## Prompt
Keep only the lines where "Assumes" appears.

# Start of Records for this task

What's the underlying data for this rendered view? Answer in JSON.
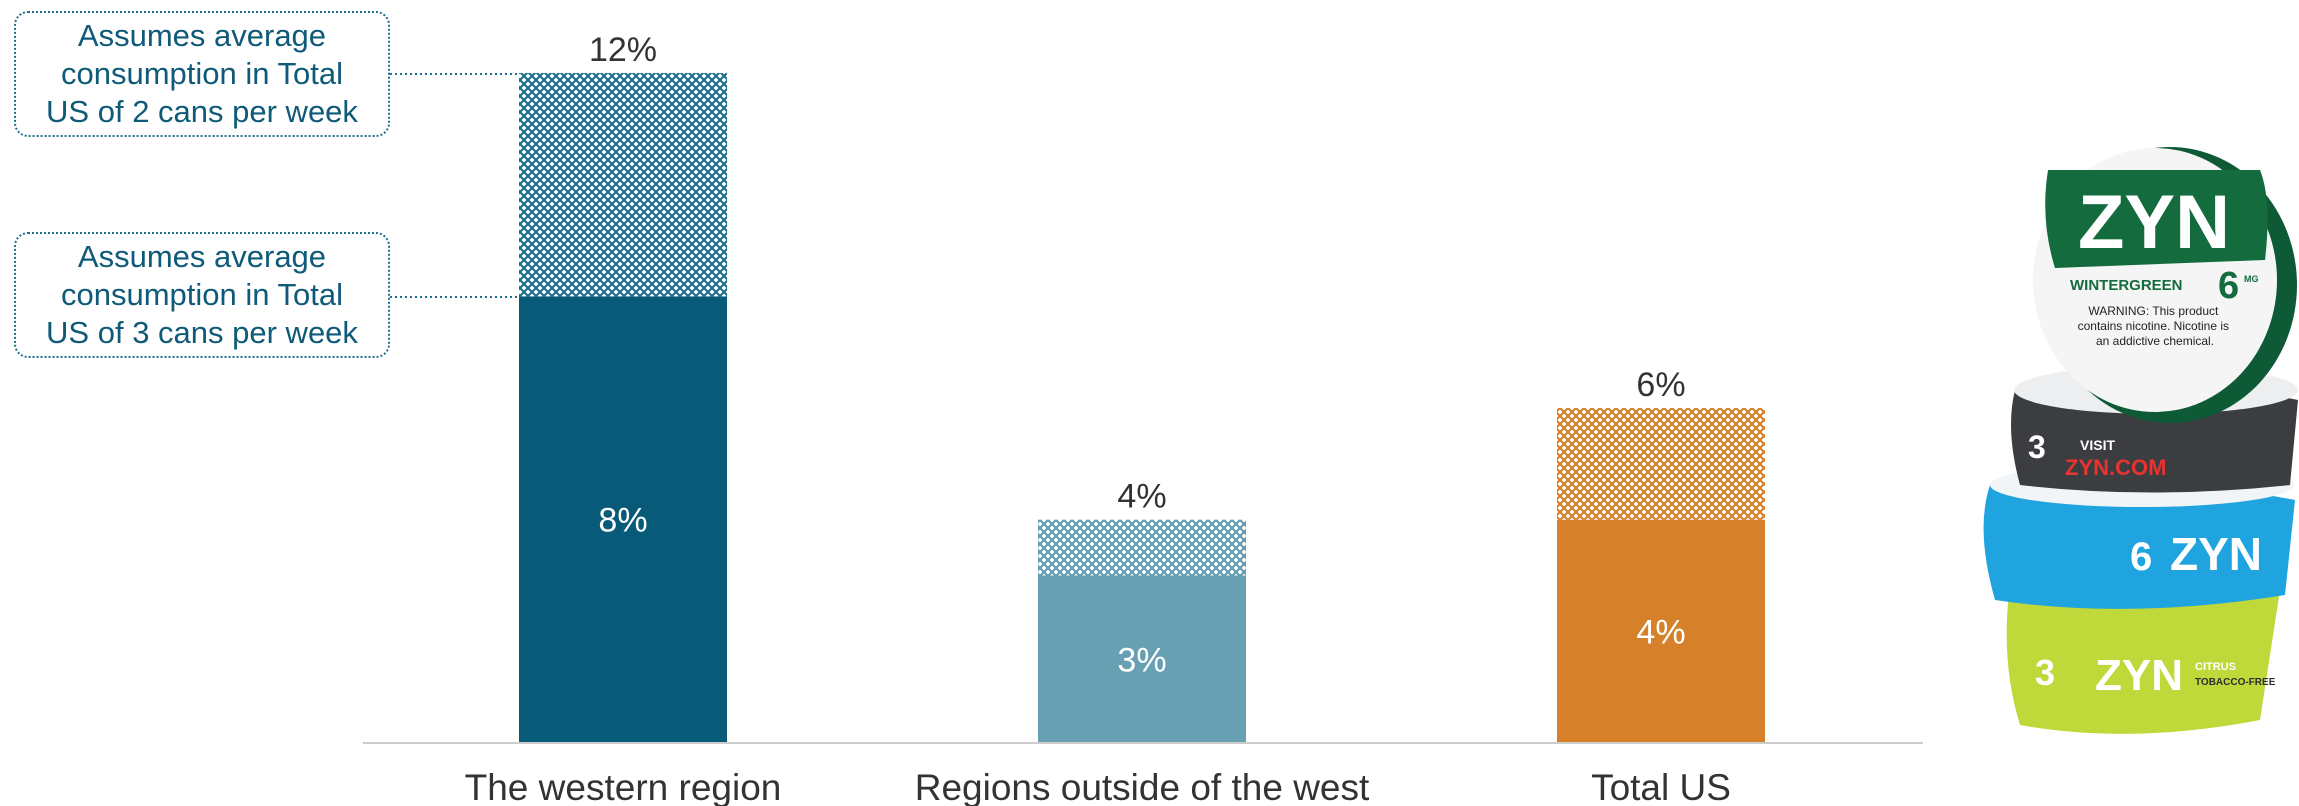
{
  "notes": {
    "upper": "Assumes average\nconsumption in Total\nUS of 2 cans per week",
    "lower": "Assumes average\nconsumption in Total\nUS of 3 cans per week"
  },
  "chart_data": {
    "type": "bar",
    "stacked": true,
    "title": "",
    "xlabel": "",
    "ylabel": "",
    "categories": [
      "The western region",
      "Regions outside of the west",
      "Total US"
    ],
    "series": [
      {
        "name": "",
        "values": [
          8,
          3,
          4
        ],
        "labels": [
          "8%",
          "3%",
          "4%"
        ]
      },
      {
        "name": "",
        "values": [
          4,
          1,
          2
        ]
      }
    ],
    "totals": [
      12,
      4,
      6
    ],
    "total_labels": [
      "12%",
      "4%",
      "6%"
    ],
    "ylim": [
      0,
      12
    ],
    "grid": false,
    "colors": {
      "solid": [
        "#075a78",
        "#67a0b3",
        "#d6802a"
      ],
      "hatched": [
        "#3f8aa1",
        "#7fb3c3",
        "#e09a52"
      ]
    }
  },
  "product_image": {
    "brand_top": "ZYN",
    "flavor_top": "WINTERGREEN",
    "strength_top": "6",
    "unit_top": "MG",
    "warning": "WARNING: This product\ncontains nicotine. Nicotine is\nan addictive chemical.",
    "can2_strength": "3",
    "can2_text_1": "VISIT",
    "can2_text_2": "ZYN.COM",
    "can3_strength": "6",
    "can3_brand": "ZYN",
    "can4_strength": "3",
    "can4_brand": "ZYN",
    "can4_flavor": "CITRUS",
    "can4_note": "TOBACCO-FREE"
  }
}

# End of Records for this task
# Start of Records for this task

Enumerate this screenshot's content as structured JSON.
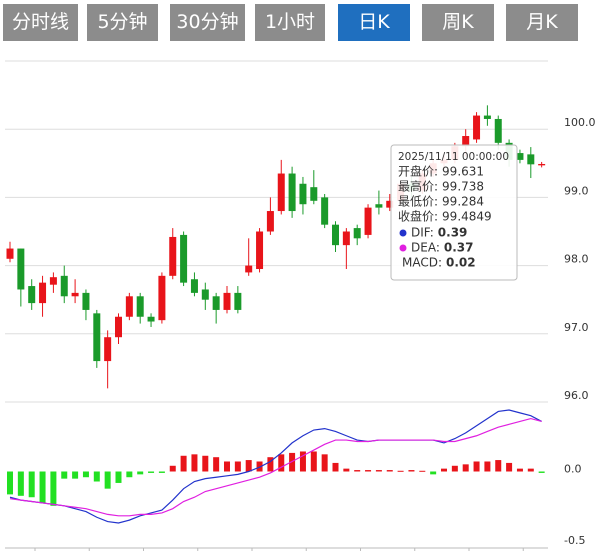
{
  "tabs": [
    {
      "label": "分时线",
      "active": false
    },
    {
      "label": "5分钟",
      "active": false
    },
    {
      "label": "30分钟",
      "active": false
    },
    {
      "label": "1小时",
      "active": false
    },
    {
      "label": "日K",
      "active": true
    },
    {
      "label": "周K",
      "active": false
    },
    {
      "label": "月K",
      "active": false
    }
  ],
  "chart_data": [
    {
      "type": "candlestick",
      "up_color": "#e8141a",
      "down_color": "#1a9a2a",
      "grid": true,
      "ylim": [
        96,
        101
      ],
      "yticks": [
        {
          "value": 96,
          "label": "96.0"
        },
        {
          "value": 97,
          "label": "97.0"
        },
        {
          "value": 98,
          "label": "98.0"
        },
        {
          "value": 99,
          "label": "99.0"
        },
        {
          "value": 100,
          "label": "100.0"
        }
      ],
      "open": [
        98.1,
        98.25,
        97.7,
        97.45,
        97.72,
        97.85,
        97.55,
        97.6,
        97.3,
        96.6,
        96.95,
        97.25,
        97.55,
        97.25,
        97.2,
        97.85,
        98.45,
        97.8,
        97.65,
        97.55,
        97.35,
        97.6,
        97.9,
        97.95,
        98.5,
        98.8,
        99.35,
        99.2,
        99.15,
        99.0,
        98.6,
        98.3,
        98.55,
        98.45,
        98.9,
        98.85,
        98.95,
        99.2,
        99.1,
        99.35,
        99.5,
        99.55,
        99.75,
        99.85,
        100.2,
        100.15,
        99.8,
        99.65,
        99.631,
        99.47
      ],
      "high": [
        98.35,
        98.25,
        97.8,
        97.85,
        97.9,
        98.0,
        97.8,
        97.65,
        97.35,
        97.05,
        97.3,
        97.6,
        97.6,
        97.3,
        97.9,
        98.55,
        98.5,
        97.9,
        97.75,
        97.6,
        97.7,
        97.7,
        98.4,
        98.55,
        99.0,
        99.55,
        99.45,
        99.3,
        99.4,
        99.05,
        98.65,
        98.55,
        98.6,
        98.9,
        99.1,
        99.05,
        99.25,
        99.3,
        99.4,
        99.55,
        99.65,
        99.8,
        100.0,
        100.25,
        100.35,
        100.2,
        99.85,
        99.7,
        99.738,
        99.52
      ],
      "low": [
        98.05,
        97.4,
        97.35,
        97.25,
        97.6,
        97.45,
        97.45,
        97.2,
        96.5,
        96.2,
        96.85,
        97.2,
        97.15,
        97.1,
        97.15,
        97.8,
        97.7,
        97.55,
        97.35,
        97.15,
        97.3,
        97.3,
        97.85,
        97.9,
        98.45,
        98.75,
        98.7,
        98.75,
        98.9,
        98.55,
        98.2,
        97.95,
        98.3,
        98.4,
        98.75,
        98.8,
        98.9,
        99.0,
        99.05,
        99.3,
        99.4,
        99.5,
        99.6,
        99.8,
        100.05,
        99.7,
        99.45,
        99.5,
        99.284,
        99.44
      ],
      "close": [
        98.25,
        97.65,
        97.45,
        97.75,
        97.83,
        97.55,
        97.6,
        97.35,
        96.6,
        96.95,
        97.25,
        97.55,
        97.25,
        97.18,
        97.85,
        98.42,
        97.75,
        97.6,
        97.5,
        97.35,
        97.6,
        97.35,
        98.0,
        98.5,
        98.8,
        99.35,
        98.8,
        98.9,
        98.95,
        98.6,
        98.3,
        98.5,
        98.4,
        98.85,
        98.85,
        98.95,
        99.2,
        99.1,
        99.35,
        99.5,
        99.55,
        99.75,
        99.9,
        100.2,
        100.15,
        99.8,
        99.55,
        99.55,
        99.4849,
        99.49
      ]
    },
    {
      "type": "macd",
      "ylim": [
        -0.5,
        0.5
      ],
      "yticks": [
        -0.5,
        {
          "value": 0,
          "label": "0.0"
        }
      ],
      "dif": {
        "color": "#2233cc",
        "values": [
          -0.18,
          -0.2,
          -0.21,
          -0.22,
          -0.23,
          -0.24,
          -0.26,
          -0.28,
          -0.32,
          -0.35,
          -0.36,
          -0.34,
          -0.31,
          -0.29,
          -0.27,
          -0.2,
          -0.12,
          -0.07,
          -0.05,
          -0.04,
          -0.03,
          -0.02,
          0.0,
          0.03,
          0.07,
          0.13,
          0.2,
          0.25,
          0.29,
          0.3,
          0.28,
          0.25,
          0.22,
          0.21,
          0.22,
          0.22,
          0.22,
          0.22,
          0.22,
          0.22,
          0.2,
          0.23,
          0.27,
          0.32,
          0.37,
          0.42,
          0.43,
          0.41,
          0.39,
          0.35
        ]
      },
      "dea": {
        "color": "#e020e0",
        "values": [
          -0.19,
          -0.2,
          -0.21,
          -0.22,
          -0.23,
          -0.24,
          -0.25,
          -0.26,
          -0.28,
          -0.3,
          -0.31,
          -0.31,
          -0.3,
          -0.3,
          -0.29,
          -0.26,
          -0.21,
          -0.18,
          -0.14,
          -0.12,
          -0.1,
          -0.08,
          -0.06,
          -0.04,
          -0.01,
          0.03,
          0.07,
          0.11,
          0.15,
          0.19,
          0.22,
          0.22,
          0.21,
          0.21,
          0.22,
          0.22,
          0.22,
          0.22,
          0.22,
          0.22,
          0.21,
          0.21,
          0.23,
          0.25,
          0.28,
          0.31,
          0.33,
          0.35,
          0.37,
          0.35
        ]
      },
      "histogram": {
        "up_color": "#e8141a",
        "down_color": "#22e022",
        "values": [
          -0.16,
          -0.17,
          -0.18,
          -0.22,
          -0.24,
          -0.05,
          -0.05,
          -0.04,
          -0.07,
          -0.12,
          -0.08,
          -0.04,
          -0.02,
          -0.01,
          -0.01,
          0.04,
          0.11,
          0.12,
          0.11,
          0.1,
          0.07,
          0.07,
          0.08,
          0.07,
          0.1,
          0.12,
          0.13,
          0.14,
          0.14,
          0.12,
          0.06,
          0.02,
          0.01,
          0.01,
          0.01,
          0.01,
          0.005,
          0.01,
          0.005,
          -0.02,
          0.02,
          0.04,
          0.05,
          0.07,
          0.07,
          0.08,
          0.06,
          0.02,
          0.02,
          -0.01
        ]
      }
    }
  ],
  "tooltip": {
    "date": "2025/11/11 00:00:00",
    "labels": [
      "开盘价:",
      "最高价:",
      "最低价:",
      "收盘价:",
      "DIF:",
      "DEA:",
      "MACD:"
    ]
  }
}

# End of Records for this task

## Answer to the problem
    "upper": "Assumes average\nconsumption in Total\nUS of 2 cans per week",
    "lower": "Assumes average\nconsumption in Total\nUS of 3 cans per week"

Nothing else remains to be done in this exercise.